§ REQUEST:
Return every line from the items below that contains the string "positive".

§ Element and region data:
*****

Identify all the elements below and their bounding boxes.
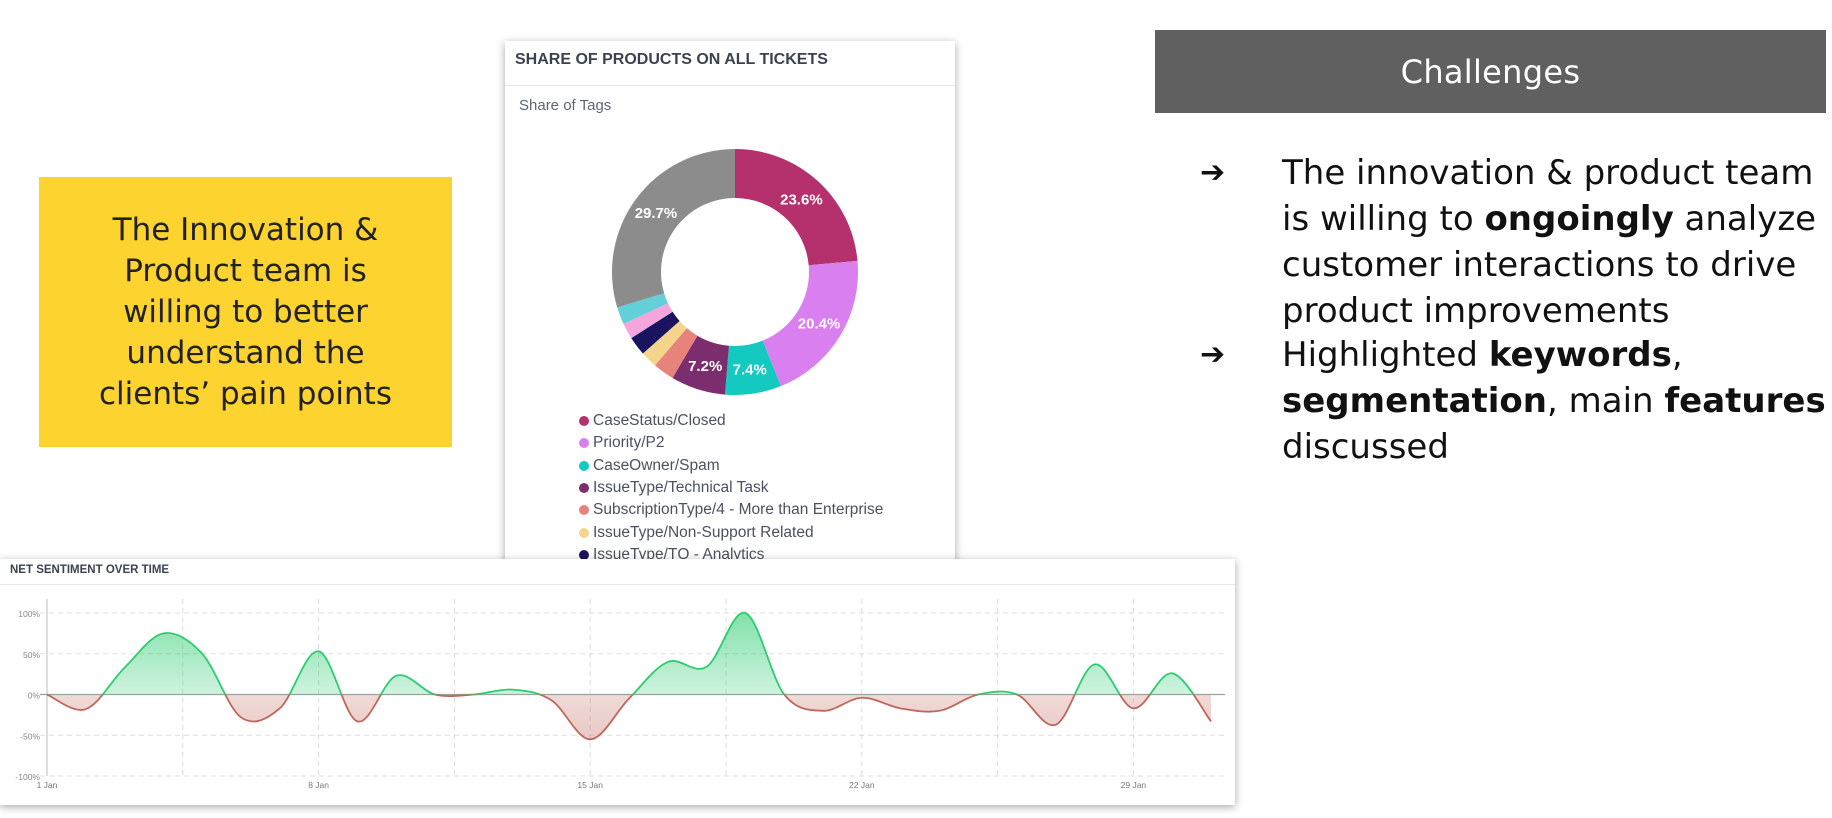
bold-keyword: segmentation xyxy=(1282,381,1547,421)
legend-item[interactable]: IssueType/TQ - Analytics xyxy=(579,544,883,566)
negative-area xyxy=(47,694,1211,740)
slice-label: 7.2% xyxy=(688,358,722,375)
callout-line: willing to better xyxy=(123,293,368,330)
callout-line: understand the xyxy=(126,334,365,371)
challenges-header: Challenges xyxy=(1155,30,1826,113)
legend-swatch xyxy=(579,416,589,427)
bullet-text-part: Highlighted xyxy=(1282,335,1489,375)
divider xyxy=(505,85,955,86)
card-title: SHARE OF PRODUCTS ON ALL TICKETS xyxy=(515,51,828,68)
donut-slice[interactable] xyxy=(762,260,858,387)
donut-slice[interactable] xyxy=(631,311,680,354)
legend-label: CaseOwner/Spam xyxy=(593,456,720,474)
donut-slice[interactable] xyxy=(612,149,735,308)
donut-slice[interactable] xyxy=(724,340,781,396)
y-tick-label: 50% xyxy=(23,650,40,660)
legend-swatch xyxy=(579,527,589,538)
x-tick-label: 22 Jan xyxy=(849,780,875,790)
chart-legend: CaseStatus/Closed Priority/P2 CaseOwner/Sp… xyxy=(579,410,883,566)
slice-label: 23.6% xyxy=(780,191,823,208)
bullet-text-part: analyze customer interactions to drive p… xyxy=(1282,199,1817,331)
bold-keyword: keywords xyxy=(1488,335,1672,375)
y-tick-label: -100% xyxy=(15,772,40,782)
sentiment-area-chart: 100% 50% 0% -50% -100%1 Jan 8 Jan 15 Jan 22 Jan… xyxy=(15,599,1225,790)
legend-label: Priority/P2 xyxy=(593,434,665,452)
share-of-products-card: SHARE OF PRODUCTS ON ALL TICKETS Share o… xyxy=(505,41,955,571)
legend-swatch xyxy=(579,483,589,494)
legend-swatch xyxy=(579,549,589,560)
y-tick-label: 0% xyxy=(28,691,41,701)
donut-chart: 23.6% 20.4% 7.4% 7.2% 29.7% xyxy=(612,149,858,396)
legend-item[interactable]: IssueType/Technical Task xyxy=(579,477,883,499)
x-tick-label: 29 Jan xyxy=(1121,780,1147,790)
bullet-text-part: discussed xyxy=(1282,427,1449,467)
chart-subtitle: Share of Tags xyxy=(519,97,612,114)
bold-keyword: ongoingly xyxy=(1484,199,1674,239)
y-tick-label: 100% xyxy=(18,609,40,619)
bold-keyword: features xyxy=(1664,381,1826,421)
net-sentiment-card: NET SENTIMENT OVER TIME 100% 50% 0% -50% -10… xyxy=(0,559,1235,805)
donut-slice[interactable] xyxy=(672,335,729,395)
legend-item[interactable]: CaseStatus/Closed xyxy=(579,410,883,432)
y-tick-label: -50% xyxy=(20,731,40,741)
legend-item[interactable]: IssueType/Non-Support Related xyxy=(579,521,883,543)
legend-swatch xyxy=(579,460,589,471)
callout-line: Product team is xyxy=(124,252,367,289)
bullet-text: The innovation & product team is willing… xyxy=(1282,150,1832,334)
legend-item[interactable]: SubscriptionType/4 - More than Enterpris… xyxy=(579,499,883,521)
x-tick-label: 8 Jan xyxy=(308,780,329,790)
arrow-right-icon: ➔ xyxy=(1200,155,1226,190)
legend-item[interactable]: Priority/P2 xyxy=(579,432,883,454)
legend-label: CaseStatus/Closed xyxy=(593,412,726,430)
donut-slice[interactable] xyxy=(735,149,858,266)
divider xyxy=(0,584,1235,585)
bullet-text-part: , main xyxy=(1547,381,1665,421)
negative-line xyxy=(46,694,1212,741)
legend-label: SubscriptionType/4 - More than Enterpris… xyxy=(593,501,884,519)
x-tick-label: 15 Jan xyxy=(577,780,603,790)
slice-label: 29.7% xyxy=(635,205,678,222)
legend-label: IssueType/Non-Support Related xyxy=(593,523,814,541)
callout-line: clients’ pain points xyxy=(98,375,392,412)
positive-area xyxy=(47,612,1211,695)
callout-line: The Innovation & xyxy=(112,211,379,248)
legend-label: IssueType/Technical Task xyxy=(593,479,769,497)
intro-callout: The Innovation & Product team is willing t… xyxy=(39,177,452,447)
donut-slice[interactable] xyxy=(642,321,687,366)
legend-swatch xyxy=(579,505,589,516)
bullet-text: Highlighted keywords, segmentation, main… xyxy=(1282,332,1832,470)
donut-slice[interactable] xyxy=(654,328,698,378)
legend-item[interactable]: CaseOwner/Spam xyxy=(579,455,883,477)
bullet-text-part: , xyxy=(1671,335,1683,375)
x-tick-label: 1 Jan xyxy=(37,780,58,790)
bullet-text-part: The innovation & product team is willing… xyxy=(1282,153,1814,239)
card-title: NET SENTIMENT OVER TIME xyxy=(10,564,170,576)
donut-slice[interactable] xyxy=(617,293,668,324)
slice-label: 7.4% xyxy=(733,361,767,378)
legend-swatch xyxy=(579,438,589,449)
slice-label: 20.4% xyxy=(798,315,841,332)
arrow-right-icon: ➔ xyxy=(1200,337,1226,372)
legend-label: IssueType/TQ - Analytics xyxy=(593,545,765,563)
donut-slice[interactable] xyxy=(623,303,673,339)
positive-line xyxy=(47,612,1195,695)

*****

§ CORRECT ANSWER:
positive-area xyxy=(47,612,1211,695)
positive-line xyxy=(47,612,1195,695)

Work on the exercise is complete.